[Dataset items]
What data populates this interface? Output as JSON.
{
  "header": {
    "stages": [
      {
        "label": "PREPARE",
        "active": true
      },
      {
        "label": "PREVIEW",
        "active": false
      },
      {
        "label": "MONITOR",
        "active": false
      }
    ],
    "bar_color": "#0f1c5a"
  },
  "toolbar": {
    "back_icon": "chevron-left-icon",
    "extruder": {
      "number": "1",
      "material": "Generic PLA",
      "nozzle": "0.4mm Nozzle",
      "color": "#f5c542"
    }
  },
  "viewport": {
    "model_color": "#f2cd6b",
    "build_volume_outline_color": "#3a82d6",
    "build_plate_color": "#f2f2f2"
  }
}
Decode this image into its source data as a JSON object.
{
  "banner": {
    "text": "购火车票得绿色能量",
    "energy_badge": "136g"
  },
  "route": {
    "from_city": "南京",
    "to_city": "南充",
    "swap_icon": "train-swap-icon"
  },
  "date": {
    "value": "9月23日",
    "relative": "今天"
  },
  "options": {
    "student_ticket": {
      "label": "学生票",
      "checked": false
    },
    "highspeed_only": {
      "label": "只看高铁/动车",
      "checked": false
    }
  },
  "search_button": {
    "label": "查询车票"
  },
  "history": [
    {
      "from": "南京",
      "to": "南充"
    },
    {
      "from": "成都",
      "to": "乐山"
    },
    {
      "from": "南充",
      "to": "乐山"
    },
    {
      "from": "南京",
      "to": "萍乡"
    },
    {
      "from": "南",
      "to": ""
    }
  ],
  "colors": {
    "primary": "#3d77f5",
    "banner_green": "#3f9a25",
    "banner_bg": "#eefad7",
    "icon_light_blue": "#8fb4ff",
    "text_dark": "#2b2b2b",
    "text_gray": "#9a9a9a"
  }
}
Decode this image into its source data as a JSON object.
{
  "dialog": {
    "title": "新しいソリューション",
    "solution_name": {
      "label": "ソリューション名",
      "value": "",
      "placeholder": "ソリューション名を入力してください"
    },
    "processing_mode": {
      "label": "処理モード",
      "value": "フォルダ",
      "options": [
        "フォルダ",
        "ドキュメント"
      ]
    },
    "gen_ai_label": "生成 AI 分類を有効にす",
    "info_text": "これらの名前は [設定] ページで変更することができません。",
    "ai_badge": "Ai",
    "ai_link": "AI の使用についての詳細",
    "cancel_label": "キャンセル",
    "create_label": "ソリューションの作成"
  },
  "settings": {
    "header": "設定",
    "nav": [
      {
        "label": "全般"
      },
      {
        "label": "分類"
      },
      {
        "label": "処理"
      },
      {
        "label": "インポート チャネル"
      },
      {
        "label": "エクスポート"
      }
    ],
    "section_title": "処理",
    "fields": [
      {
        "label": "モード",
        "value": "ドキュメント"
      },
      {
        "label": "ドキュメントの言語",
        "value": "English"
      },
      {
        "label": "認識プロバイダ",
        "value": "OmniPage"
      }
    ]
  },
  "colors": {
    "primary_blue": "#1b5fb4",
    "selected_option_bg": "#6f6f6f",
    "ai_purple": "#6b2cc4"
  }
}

## WORK INSTRUCTIONS
Copy the material above back out, exactly as written.

## ANSWER TO THE TASK
What data populates this interface? Output as JSON.
{
  "header": {
    "stages": [
      {
        "label": "PREPARE",
        "active": true
      },
      {
        "label": "PREVIEW",
        "active": false
      },
      {
        "label": "MONITOR",
        "active": false
      }
    ],
    "bar_color": "#0f1c5a"
  },
  "toolbar": {
    "back_icon": "chevron-left-icon",
    "extruder": {
      "number": "1",
      "material": "Generic PLA",
      "nozzle": "0.4mm Nozzle",
      "color": "#f5c542"
    }
  },
  "viewport": {
    "model_color": "#f2cd6b",
    "build_volume_outline_color": "#3a82d6",
    "build_plate_color": "#f2f2f2"
  }
}
Decode this image into its source data as a JSON object.
{
  "banner": {
    "text": "购火车票得绿色能量",
    "energy_badge": "136g"
  },
  "route": {
    "from_city": "南京",
    "to_city": "南充",
    "swap_icon": "train-swap-icon"
  },
  "date": {
    "value": "9月23日",
    "relative": "今天"
  },
  "options": {
    "student_ticket": {
      "label": "学生票",
      "checked": false
    },
    "highspeed_only": {
      "label": "只看高铁/动车",
      "checked": false
    }
  },
  "search_button": {
    "label": "查询车票"
  },
  "history": [
    {
      "from": "南京",
      "to": "南充"
    },
    {
      "from": "成都",
      "to": "乐山"
    },
    {
      "from": "南充",
      "to": "乐山"
    },
    {
      "from": "南京",
      "to": "萍乡"
    },
    {
      "from": "南",
      "to": ""
    }
  ],
  "colors": {
    "primary": "#3d77f5",
    "banner_green": "#3f9a25",
    "banner_bg": "#eefad7",
    "icon_light_blue": "#8fb4ff",
    "text_dark": "#2b2b2b",
    "text_gray": "#9a9a9a"
  }
}
Decode this image into its source data as a JSON object.
{
  "dialog": {
    "title": "新しいソリューション",
    "solution_name": {
      "label": "ソリューション名",
      "value": "",
      "placeholder": "ソリューション名を入力してください"
    },
    "processing_mode": {
      "label": "処理モード",
      "value": "フォルダ",
      "options": [
        "フォルダ",
        "ドキュメント"
      ]
    },
    "gen_ai_label": "生成 AI 分類を有効にす",
    "info_text": "これらの名前は [設定] ページで変更することができません。",
    "ai_badge": "Ai",
    "ai_link": "AI の使用についての詳細",
    "cancel_label": "キャンセル",
    "create_label": "ソリューションの作成"
  },
  "settings": {
    "header": "設定",
    "nav": [
      {
        "label": "全般"
      },
      {
        "label": "分類"
      },
      {
        "label": "処理"
      },
      {
        "label": "インポート チャネル"
      },
      {
        "label": "エクスポート"
      }
    ],
    "section_title": "処理",
    "fields": [
      {
        "label": "モード",
        "value": "ドキュメント"
      },
      {
        "label": "ドキュメントの言語",
        "value": "English"
      },
      {
        "label": "認識プロバイダ",
        "value": "OmniPage"
      }
    ]
  },
  "colors": {
    "primary_blue": "#1b5fb4",
    "selected_option_bg": "#6f6f6f",
    "ai_purple": "#6b2cc4"
  }
}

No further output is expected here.